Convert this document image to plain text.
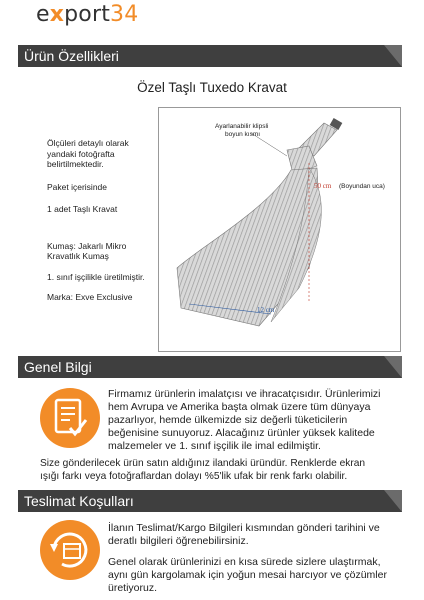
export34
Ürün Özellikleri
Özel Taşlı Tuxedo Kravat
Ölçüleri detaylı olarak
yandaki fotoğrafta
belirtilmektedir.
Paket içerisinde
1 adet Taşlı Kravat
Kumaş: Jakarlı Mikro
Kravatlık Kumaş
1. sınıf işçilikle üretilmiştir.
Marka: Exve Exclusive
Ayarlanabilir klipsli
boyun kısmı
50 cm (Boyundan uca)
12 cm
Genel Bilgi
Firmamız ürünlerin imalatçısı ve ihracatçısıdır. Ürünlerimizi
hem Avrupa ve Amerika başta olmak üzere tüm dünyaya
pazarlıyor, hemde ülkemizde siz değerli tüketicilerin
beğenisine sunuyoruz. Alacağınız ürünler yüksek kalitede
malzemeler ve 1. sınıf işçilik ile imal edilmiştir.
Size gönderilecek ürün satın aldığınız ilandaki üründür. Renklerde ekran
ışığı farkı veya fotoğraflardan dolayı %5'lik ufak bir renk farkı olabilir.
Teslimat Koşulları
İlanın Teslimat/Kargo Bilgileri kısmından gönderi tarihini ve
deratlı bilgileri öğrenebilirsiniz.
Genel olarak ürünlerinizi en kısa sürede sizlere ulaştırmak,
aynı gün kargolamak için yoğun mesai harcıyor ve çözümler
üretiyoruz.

### EXERCISE TASK
From the entries above, copy out every line where the string "Kumaş" appears.

### CORRECT RESPONSE
Kumaş: Jakarlı Mikro
Kravatlık Kumaş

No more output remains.